◆ **Records from a dataset**:
════════

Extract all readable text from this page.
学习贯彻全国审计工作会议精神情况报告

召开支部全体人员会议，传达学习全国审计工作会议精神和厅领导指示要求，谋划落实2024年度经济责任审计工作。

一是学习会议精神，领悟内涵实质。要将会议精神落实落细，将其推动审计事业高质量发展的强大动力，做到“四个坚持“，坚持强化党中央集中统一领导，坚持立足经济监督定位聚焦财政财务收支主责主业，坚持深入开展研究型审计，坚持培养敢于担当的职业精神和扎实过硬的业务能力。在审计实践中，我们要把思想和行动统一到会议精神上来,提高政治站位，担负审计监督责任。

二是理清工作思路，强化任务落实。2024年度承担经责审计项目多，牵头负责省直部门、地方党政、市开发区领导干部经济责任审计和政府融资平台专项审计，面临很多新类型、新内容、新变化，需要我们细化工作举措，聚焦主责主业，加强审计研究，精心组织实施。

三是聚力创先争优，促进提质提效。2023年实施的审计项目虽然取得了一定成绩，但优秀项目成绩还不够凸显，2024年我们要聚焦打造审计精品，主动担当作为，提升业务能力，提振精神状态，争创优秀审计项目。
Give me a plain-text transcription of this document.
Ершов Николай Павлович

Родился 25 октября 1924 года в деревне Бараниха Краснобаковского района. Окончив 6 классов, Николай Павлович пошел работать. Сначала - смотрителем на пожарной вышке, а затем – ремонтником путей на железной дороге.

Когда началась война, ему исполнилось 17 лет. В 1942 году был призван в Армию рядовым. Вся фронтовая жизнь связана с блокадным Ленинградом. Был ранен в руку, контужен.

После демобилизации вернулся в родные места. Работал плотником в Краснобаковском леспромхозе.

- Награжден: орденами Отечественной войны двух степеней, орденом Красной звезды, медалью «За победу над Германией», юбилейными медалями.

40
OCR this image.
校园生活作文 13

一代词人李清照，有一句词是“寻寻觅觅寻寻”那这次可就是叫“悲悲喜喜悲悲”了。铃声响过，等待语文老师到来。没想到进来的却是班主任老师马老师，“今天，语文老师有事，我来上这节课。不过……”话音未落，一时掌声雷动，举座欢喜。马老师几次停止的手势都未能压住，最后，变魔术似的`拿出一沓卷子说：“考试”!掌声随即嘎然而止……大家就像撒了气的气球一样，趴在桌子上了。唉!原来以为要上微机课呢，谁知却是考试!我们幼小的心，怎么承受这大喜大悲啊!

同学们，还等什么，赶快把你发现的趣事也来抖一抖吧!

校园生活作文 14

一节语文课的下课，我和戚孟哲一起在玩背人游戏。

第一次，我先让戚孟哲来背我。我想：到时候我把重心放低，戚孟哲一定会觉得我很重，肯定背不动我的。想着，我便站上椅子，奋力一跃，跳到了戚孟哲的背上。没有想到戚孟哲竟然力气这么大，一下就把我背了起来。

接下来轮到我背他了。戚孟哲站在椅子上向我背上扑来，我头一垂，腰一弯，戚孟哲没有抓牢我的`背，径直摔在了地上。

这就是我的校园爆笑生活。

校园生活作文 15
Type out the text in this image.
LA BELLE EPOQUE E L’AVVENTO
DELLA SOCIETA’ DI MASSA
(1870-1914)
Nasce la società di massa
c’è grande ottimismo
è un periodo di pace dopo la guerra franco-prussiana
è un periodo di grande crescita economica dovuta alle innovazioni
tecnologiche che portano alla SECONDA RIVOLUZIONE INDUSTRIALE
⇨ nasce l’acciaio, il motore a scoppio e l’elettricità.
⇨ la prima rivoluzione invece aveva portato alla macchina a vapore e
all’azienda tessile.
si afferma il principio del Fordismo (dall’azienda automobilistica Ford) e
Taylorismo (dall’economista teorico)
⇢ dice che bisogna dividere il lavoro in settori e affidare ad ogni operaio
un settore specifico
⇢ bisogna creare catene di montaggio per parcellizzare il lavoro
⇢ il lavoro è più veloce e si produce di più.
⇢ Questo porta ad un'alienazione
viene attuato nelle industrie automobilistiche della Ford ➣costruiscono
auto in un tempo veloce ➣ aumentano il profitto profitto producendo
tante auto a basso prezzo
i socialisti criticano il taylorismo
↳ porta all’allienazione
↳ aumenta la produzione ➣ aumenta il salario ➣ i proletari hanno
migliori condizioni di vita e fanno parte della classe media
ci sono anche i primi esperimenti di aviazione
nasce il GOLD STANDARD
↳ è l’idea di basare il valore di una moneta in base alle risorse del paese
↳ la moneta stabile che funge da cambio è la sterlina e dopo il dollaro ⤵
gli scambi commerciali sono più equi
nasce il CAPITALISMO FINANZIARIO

════════

◆ **Task goal**: The whole listing above needs to be written out again exactly.

◆ **Answer to this exercise**:
Extract all readable text from this page.
学习贯彻全国审计工作会议精神情况报告

召开支部全体人员会议，传达学习全国审计工作会议精神和厅领导指示要求，谋划落实2024年度经济责任审计工作。

一是学习会议精神，领悟内涵实质。要将会议精神落实落细，将其推动审计事业高质量发展的强大动力，做到“四个坚持“，坚持强化党中央集中统一领导，坚持立足经济监督定位聚焦财政财务收支主责主业，坚持深入开展研究型审计，坚持培养敢于担当的职业精神和扎实过硬的业务能力。在审计实践中，我们要把思想和行动统一到会议精神上来,提高政治站位，担负审计监督责任。

二是理清工作思路，强化任务落实。2024年度承担经责审计项目多，牵头负责省直部门、地方党政、市开发区领导干部经济责任审计和政府融资平台专项审计，面临很多新类型、新内容、新变化，需要我们细化工作举措，聚焦主责主业，加强审计研究，精心组织实施。

三是聚力创先争优，促进提质提效。2023年实施的审计项目虽然取得了一定成绩，但优秀项目成绩还不够凸显，2024年我们要聚焦打造审计精品，主动担当作为，提升业务能力，提振精神状态，争创优秀审计项目。
Give me a plain-text transcription of this document.
Ершов Николай Павлович

Родился 25 октября 1924 года в деревне Бараниха Краснобаковского района. Окончив 6 классов, Николай Павлович пошел работать. Сначала - смотрителем на пожарной вышке, а затем – ремонтником путей на железной дороге.

Когда началась война, ему исполнилось 17 лет. В 1942 году был призван в Армию рядовым. Вся фронтовая жизнь связана с блокадным Ленинградом. Был ранен в руку, контужен.

После демобилизации вернулся в родные места. Работал плотником в Краснобаковском леспромхозе.

- Награжден: орденами Отечественной войны двух степеней, орденом Красной звезды, медалью «За победу над Германией», юбилейными медалями.

40
OCR this image.
校园生活作文 13

一代词人李清照，有一句词是“寻寻觅觅寻寻”那这次可就是叫“悲悲喜喜悲悲”了。铃声响过，等待语文老师到来。没想到进来的却是班主任老师马老师，“今天，语文老师有事，我来上这节课。不过……”话音未落，一时掌声雷动，举座欢喜。马老师几次停止的手势都未能压住，最后，变魔术似的`拿出一沓卷子说：“考试”!掌声随即嘎然而止……大家就像撒了气的气球一样，趴在桌子上了。唉!原来以为要上微机课呢，谁知却是考试!我们幼小的心，怎么承受这大喜大悲啊!

同学们，还等什么，赶快把你发现的趣事也来抖一抖吧!

校园生活作文 14

一节语文课的下课，我和戚孟哲一起在玩背人游戏。

第一次，我先让戚孟哲来背我。我想：到时候我把重心放低，戚孟哲一定会觉得我很重，肯定背不动我的。想着，我便站上椅子，奋力一跃，跳到了戚孟哲的背上。没有想到戚孟哲竟然力气这么大，一下就把我背了起来。

接下来轮到我背他了。戚孟哲站在椅子上向我背上扑来，我头一垂，腰一弯，戚孟哲没有抓牢我的`背，径直摔在了地上。

这就是我的校园爆笑生活。

校园生活作文 15
Type out the text in this image.
LA BELLE EPOQUE E L’AVVENTO
DELLA SOCIETA’ DI MASSA
(1870-1914)
Nasce la società di massa
c’è grande ottimismo
è un periodo di pace dopo la guerra franco-prussiana
è un periodo di grande crescita economica dovuta alle innovazioni
tecnologiche che portano alla SECONDA RIVOLUZIONE INDUSTRIALE
⇨ nasce l’acciaio, il motore a scoppio e l’elettricità.
⇨ la prima rivoluzione invece aveva portato alla macchina a vapore e
all’azienda tessile.
si afferma il principio del Fordismo (dall’azienda automobilistica Ford) e
Taylorismo (dall’economista teorico)
⇢ dice che bisogna dividere il lavoro in settori e affidare ad ogni operaio
un settore specifico
⇢ bisogna creare catene di montaggio per parcellizzare il lavoro
⇢ il lavoro è più veloce e si produce di più.
⇢ Questo porta ad un'alienazione
viene attuato nelle industrie automobilistiche della Ford ➣costruiscono
auto in un tempo veloce ➣ aumentano il profitto profitto producendo
tante auto a basso prezzo
i socialisti criticano il taylorismo
↳ porta all’allienazione
↳ aumenta la produzione ➣ aumenta il salario ➣ i proletari hanno
migliori condizioni di vita e fanno parte della classe media
ci sono anche i primi esperimenti di aviazione
nasce il GOLD STANDARD
↳ è l’idea di basare il valore di una moneta in base alle risorse del paese
↳ la moneta stabile che funge da cambio è la sterlina e dopo il dollaro ⤵
gli scambi commerciali sono più equi
nasce il CAPITALISMO FINANZIARIO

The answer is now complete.